* Begin *

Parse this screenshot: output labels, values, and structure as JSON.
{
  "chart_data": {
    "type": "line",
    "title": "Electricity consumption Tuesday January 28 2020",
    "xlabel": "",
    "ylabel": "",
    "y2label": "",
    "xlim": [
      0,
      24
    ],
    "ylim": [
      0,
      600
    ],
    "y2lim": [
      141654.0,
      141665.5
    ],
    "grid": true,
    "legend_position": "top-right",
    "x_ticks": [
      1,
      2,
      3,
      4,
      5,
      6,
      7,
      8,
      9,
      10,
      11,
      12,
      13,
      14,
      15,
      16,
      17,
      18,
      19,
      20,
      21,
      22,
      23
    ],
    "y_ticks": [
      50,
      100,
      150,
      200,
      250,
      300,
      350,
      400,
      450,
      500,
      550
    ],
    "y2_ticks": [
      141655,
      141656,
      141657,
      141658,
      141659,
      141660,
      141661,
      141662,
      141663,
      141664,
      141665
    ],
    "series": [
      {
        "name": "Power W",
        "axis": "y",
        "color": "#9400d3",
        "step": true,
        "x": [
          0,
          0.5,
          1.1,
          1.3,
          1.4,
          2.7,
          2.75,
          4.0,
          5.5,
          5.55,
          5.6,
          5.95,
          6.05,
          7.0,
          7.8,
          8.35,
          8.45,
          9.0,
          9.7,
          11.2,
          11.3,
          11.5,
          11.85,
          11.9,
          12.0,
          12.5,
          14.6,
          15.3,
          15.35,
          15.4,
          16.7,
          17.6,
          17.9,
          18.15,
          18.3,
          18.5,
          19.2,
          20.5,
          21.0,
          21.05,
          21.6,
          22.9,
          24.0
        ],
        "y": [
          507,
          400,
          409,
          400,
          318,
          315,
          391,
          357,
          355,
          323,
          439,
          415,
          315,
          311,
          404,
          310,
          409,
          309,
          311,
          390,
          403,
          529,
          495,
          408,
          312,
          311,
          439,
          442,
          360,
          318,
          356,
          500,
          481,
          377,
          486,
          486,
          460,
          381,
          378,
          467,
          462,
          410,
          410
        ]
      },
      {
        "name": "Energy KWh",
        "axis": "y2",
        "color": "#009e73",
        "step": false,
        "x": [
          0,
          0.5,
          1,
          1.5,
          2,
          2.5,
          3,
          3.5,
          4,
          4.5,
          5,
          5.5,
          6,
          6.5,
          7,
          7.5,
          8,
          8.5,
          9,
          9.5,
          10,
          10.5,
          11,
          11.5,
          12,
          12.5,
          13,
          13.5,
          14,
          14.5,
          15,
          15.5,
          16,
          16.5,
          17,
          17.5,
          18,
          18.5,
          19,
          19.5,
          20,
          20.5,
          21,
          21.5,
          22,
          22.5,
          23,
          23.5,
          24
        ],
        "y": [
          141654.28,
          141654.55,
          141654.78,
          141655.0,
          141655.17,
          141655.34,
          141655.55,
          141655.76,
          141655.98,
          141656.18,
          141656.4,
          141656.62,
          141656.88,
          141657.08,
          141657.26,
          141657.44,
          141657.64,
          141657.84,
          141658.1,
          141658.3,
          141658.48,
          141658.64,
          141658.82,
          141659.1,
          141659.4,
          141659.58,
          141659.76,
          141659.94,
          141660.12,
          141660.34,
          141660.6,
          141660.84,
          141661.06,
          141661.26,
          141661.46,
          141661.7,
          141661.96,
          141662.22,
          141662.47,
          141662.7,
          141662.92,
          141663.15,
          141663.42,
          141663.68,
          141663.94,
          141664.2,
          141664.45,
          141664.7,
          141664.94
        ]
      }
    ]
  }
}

* End *

Set down each entry again, unchanged.

Parse this screenshot: output labels, values, and structure as JSON.
{
  "chart_data": {
    "type": "line",
    "title": "Electricity consumption Tuesday January 28 2020",
    "xlabel": "",
    "ylabel": "",
    "y2label": "",
    "xlim": [
      0,
      24
    ],
    "ylim": [
      0,
      600
    ],
    "y2lim": [
      141654.0,
      141665.5
    ],
    "grid": true,
    "legend_position": "top-right",
    "x_ticks": [
      1,
      2,
      3,
      4,
      5,
      6,
      7,
      8,
      9,
      10,
      11,
      12,
      13,
      14,
      15,
      16,
      17,
      18,
      19,
      20,
      21,
      22,
      23
    ],
    "y_ticks": [
      50,
      100,
      150,
      200,
      250,
      300,
      350,
      400,
      450,
      500,
      550
    ],
    "y2_ticks": [
      141655,
      141656,
      141657,
      141658,
      141659,
      141660,
      141661,
      141662,
      141663,
      141664,
      141665
    ],
    "series": [
      {
        "name": "Power W",
        "axis": "y",
        "color": "#9400d3",
        "step": true,
        "x": [
          0,
          0.5,
          1.1,
          1.3,
          1.4,
          2.7,
          2.75,
          4.0,
          5.5,
          5.55,
          5.6,
          5.95,
          6.05,
          7.0,
          7.8,
          8.35,
          8.45,
          9.0,
          9.7,
          11.2,
          11.3,
          11.5,
          11.85,
          11.9,
          12.0,
          12.5,
          14.6,
          15.3,
          15.35,
          15.4,
          16.7,
          17.6,
          17.9,
          18.15,
          18.3,
          18.5,
          19.2,
          20.5,
          21.0,
          21.05,
          21.6,
          22.9,
          24.0
        ],
        "y": [
          507,
          400,
          409,
          400,
          318,
          315,
          391,
          357,
          355,
          323,
          439,
          415,
          315,
          311,
          404,
          310,
          409,
          309,
          311,
          390,
          403,
          529,
          495,
          408,
          312,
          311,
          439,
          442,
          360,
          318,
          356,
          500,
          481,
          377,
          486,
          486,
          460,
          381,
          378,
          467,
          462,
          410,
          410
        ]
      },
      {
        "name": "Energy KWh",
        "axis": "y2",
        "color": "#009e73",
        "step": false,
        "x": [
          0,
          0.5,
          1,
          1.5,
          2,
          2.5,
          3,
          3.5,
          4,
          4.5,
          5,
          5.5,
          6,
          6.5,
          7,
          7.5,
          8,
          8.5,
          9,
          9.5,
          10,
          10.5,
          11,
          11.5,
          12,
          12.5,
          13,
          13.5,
          14,
          14.5,
          15,
          15.5,
          16,
          16.5,
          17,
          17.5,
          18,
          18.5,
          19,
          19.5,
          20,
          20.5,
          21,
          21.5,
          22,
          22.5,
          23,
          23.5,
          24
        ],
        "y": [
          141654.28,
          141654.55,
          141654.78,
          141655.0,
          141655.17,
          141655.34,
          141655.55,
          141655.76,
          141655.98,
          141656.18,
          141656.4,
          141656.62,
          141656.88,
          141657.08,
          141657.26,
          141657.44,
          141657.64,
          141657.84,
          141658.1,
          141658.3,
          141658.48,
          141658.64,
          141658.82,
          141659.1,
          141659.4,
          141659.58,
          141659.76,
          141659.94,
          141660.12,
          141660.34,
          141660.6,
          141660.84,
          141661.06,
          141661.26,
          141661.46,
          141661.7,
          141661.96,
          141662.22,
          141662.47,
          141662.7,
          141662.92,
          141663.15,
          141663.42,
          141663.68,
          141663.94,
          141664.2,
          141664.45,
          141664.7,
          141664.94
        ]
      }
    ]
  }
}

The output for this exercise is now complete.